Francisco Antúnez

Personal information
- Full name: Francisco Antúnez Espada
- Date of birth: 1 November 1922
- Place of birth: Seville, Spain
- Date of death: 16 August 1994 (aged 71)
- Place of death: Seville, Spain
- Position(s): Defender

Youth career
- Betis
- Sevilla

Senior career*
- Years: Team / Apps / (Gls)
- 1941–1945: Betis
- 1945–1952: Sevilla / 117 / (0)
- 1952–1954: Málaga / 7 / (0)
- 1954–1955: Xerez / 5 / (0)

International career
- 1949–1951: Spain / 4 / (0)

Information:

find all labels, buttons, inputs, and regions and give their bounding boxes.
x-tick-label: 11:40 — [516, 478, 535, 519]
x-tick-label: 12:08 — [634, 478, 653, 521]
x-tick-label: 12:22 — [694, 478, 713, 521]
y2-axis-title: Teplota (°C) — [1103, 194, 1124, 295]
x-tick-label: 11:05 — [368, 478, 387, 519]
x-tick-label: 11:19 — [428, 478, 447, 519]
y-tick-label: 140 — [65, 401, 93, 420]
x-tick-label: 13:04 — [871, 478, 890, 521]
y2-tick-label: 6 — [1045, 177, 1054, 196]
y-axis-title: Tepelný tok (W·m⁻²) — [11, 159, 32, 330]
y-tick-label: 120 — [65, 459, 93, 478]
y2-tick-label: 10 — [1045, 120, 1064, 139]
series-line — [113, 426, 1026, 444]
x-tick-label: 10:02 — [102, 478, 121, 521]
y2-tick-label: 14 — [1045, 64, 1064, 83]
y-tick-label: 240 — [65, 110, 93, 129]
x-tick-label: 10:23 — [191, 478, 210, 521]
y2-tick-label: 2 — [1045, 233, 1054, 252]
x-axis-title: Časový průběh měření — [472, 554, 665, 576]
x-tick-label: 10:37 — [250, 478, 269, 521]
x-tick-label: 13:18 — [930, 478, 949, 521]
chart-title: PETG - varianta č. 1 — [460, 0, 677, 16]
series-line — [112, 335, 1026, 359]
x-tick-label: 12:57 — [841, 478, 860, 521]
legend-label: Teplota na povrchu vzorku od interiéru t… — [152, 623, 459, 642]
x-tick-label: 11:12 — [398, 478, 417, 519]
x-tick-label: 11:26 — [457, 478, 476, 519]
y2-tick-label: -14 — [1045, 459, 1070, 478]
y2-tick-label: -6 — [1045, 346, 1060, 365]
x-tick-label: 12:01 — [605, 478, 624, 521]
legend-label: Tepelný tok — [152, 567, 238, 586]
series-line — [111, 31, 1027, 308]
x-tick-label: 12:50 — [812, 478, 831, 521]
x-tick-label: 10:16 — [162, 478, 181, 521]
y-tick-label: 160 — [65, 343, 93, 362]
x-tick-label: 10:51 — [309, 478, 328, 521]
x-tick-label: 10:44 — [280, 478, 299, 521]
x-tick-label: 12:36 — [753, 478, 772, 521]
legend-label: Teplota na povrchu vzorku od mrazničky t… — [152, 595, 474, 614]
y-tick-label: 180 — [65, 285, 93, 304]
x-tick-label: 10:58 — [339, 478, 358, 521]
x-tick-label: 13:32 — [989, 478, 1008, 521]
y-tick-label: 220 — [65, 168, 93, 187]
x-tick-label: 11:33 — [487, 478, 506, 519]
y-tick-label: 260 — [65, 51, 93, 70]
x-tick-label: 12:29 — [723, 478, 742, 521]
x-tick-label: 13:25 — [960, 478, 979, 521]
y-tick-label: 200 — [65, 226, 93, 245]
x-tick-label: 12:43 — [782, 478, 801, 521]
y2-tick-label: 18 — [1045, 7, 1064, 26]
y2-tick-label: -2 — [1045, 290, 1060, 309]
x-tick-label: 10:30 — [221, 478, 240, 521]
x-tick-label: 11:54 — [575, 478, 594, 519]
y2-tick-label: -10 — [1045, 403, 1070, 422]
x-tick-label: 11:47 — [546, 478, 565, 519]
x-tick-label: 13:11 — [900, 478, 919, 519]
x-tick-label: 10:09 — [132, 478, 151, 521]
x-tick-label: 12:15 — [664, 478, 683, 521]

Required work:
a. Reproduce the stretch of the Francisco Antúnez profile from "Personal information" through "Apps / (Gls)".
b. According to the Francisco Antúnez profile, which team did he play for from 1952 to 1954?
c. Pick up the Francisco Antúnez profile after its last line and keep writing it.

Answers for the tasks:
a.
Personal information
- Full name: Francisco Antúnez Espada
- Date of birth: 1 November 1922
- Place of birth: Seville, Spain
- Date of death: 16 August 1994 (aged 71)
- Place of death: Seville, Spain
- Position(s): Defender

Youth career
- Betis
- Sevilla

Senior career*
- Years: Team / Apps / (Gls)

b. Málaga

c.
Managerial career
- 1960–1963: Recreativo
- 1963–1964: Algeciras
- 1964–1965: Granada
- 1965–1966: Oviedo
- 1967–1968: Recreativo
- 1968–1970: Sevilla B
- 1970–1971: Recreativo

= Francisco Antúnez =

Spanish footballer

Francisco Antúnez Espada (1 November 1922 – 16 August 1994) was a footballer. He took part in the 1950 FIFA World Cup. He won the Spanish League in 1946 with Sevilla FC, the only one in its history.